- [Data provided]:
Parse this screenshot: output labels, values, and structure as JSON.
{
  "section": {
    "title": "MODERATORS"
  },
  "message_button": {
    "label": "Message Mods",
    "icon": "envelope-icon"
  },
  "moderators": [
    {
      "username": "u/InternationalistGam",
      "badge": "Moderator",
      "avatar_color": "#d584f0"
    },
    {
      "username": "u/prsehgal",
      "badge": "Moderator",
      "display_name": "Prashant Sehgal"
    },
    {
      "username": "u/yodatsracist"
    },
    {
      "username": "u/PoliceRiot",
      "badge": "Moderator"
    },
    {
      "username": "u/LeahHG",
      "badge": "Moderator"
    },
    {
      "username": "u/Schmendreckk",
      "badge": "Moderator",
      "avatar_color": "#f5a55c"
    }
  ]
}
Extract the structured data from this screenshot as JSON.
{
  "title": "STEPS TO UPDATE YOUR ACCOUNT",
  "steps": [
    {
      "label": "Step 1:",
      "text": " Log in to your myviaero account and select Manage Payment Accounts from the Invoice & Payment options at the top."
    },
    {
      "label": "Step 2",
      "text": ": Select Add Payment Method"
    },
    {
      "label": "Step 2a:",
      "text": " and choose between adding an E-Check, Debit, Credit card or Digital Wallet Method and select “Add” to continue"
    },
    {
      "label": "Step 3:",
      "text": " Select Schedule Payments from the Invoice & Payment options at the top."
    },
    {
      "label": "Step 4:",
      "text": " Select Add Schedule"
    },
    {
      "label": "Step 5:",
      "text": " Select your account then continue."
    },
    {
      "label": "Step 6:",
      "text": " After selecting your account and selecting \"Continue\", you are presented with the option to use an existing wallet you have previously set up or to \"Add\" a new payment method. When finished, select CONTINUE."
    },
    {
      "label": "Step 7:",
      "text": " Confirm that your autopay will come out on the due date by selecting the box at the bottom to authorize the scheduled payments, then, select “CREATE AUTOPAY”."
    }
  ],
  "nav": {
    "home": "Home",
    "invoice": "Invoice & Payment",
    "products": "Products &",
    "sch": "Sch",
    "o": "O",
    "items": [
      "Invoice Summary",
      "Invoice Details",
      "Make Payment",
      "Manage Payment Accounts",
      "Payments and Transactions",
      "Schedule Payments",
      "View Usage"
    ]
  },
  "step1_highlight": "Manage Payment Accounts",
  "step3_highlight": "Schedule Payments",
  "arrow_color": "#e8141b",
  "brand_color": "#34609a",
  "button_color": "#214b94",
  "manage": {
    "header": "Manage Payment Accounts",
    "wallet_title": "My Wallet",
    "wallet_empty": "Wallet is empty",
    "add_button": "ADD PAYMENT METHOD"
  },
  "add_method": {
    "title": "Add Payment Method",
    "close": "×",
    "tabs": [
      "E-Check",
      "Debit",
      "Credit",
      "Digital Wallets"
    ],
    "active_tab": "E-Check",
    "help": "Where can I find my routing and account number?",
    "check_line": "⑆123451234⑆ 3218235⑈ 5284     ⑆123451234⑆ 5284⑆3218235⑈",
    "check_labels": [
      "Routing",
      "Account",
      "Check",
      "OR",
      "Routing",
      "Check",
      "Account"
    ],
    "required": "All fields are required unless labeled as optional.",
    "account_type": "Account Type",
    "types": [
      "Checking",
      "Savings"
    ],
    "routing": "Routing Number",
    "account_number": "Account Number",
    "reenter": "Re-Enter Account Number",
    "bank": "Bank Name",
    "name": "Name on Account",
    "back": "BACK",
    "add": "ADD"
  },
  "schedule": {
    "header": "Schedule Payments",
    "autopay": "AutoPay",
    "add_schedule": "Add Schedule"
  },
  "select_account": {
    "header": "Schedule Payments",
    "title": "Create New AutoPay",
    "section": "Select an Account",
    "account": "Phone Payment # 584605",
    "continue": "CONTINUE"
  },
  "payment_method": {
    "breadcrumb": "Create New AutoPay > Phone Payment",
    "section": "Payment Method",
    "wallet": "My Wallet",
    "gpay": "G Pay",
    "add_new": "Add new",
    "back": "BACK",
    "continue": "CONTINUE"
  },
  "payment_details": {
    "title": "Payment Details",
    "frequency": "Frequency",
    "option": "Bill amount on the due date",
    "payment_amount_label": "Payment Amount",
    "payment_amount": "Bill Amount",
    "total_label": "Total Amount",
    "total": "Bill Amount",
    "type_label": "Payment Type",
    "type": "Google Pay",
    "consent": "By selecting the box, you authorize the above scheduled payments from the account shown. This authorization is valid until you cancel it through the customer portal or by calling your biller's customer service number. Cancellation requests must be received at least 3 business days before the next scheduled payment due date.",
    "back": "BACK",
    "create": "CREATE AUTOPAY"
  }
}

- [Brief]: All of the material must be reproduced exactly.

- [Result of the task]:
Parse this screenshot: output labels, values, and structure as JSON.
{
  "section": {
    "title": "MODERATORS"
  },
  "message_button": {
    "label": "Message Mods",
    "icon": "envelope-icon"
  },
  "moderators": [
    {
      "username": "u/InternationalistGam",
      "badge": "Moderator",
      "avatar_color": "#d584f0"
    },
    {
      "username": "u/prsehgal",
      "badge": "Moderator",
      "display_name": "Prashant Sehgal"
    },
    {
      "username": "u/yodatsracist"
    },
    {
      "username": "u/PoliceRiot",
      "badge": "Moderator"
    },
    {
      "username": "u/LeahHG",
      "badge": "Moderator"
    },
    {
      "username": "u/Schmendreckk",
      "badge": "Moderator",
      "avatar_color": "#f5a55c"
    }
  ]
}
Extract the structured data from this screenshot as JSON.
{
  "title": "STEPS TO UPDATE YOUR ACCOUNT",
  "steps": [
    {
      "label": "Step 1:",
      "text": " Log in to your myviaero account and select Manage Payment Accounts from the Invoice & Payment options at the top."
    },
    {
      "label": "Step 2",
      "text": ": Select Add Payment Method"
    },
    {
      "label": "Step 2a:",
      "text": " and choose between adding an E-Check, Debit, Credit card or Digital Wallet Method and select “Add” to continue"
    },
    {
      "label": "Step 3:",
      "text": " Select Schedule Payments from the Invoice & Payment options at the top."
    },
    {
      "label": "Step 4:",
      "text": " Select Add Schedule"
    },
    {
      "label": "Step 5:",
      "text": " Select your account then continue."
    },
    {
      "label": "Step 6:",
      "text": " After selecting your account and selecting \"Continue\", you are presented with the option to use an existing wallet you have previously set up or to \"Add\" a new payment method. When finished, select CONTINUE."
    },
    {
      "label": "Step 7:",
      "text": " Confirm that your autopay will come out on the due date by selecting the box at the bottom to authorize the scheduled payments, then, select “CREATE AUTOPAY”."
    }
  ],
  "nav": {
    "home": "Home",
    "invoice": "Invoice & Payment",
    "products": "Products &",
    "sch": "Sch",
    "o": "O",
    "items": [
      "Invoice Summary",
      "Invoice Details",
      "Make Payment",
      "Manage Payment Accounts",
      "Payments and Transactions",
      "Schedule Payments",
      "View Usage"
    ]
  },
  "step1_highlight": "Manage Payment Accounts",
  "step3_highlight": "Schedule Payments",
  "arrow_color": "#e8141b",
  "brand_color": "#34609a",
  "button_color": "#214b94",
  "manage": {
    "header": "Manage Payment Accounts",
    "wallet_title": "My Wallet",
    "wallet_empty": "Wallet is empty",
    "add_button": "ADD PAYMENT METHOD"
  },
  "add_method": {
    "title": "Add Payment Method",
    "close": "×",
    "tabs": [
      "E-Check",
      "Debit",
      "Credit",
      "Digital Wallets"
    ],
    "active_tab": "E-Check",
    "help": "Where can I find my routing and account number?",
    "check_line": "⑆123451234⑆ 3218235⑈ 5284     ⑆123451234⑆ 5284⑆3218235⑈",
    "check_labels": [
      "Routing",
      "Account",
      "Check",
      "OR",
      "Routing",
      "Check",
      "Account"
    ],
    "required": "All fields are required unless labeled as optional.",
    "account_type": "Account Type",
    "types": [
      "Checking",
      "Savings"
    ],
    "routing": "Routing Number",
    "account_number": "Account Number",
    "reenter": "Re-Enter Account Number",
    "bank": "Bank Name",
    "name": "Name on Account",
    "back": "BACK",
    "add": "ADD"
  },
  "schedule": {
    "header": "Schedule Payments",
    "autopay": "AutoPay",
    "add_schedule": "Add Schedule"
  },
  "select_account": {
    "header": "Schedule Payments",
    "title": "Create New AutoPay",
    "section": "Select an Account",
    "account": "Phone Payment # 584605",
    "continue": "CONTINUE"
  },
  "payment_method": {
    "breadcrumb": "Create New AutoPay > Phone Payment",
    "section": "Payment Method",
    "wallet": "My Wallet",
    "gpay": "G Pay",
    "add_new": "Add new",
    "back": "BACK",
    "continue": "CONTINUE"
  },
  "payment_details": {
    "title": "Payment Details",
    "frequency": "Frequency",
    "option": "Bill amount on the due date",
    "payment_amount_label": "Payment Amount",
    "payment_amount": "Bill Amount",
    "total_label": "Total Amount",
    "total": "Bill Amount",
    "type_label": "Payment Type",
    "type": "Google Pay",
    "consent": "By selecting the box, you authorize the above scheduled payments from the account shown. This authorization is valid until you cancel it through the customer portal or by calling your biller's customer service number. Cancellation requests must be received at least 3 business days before the next scheduled payment due date.",
    "back": "BACK",
    "create": "CREATE AUTOPAY"
  }
}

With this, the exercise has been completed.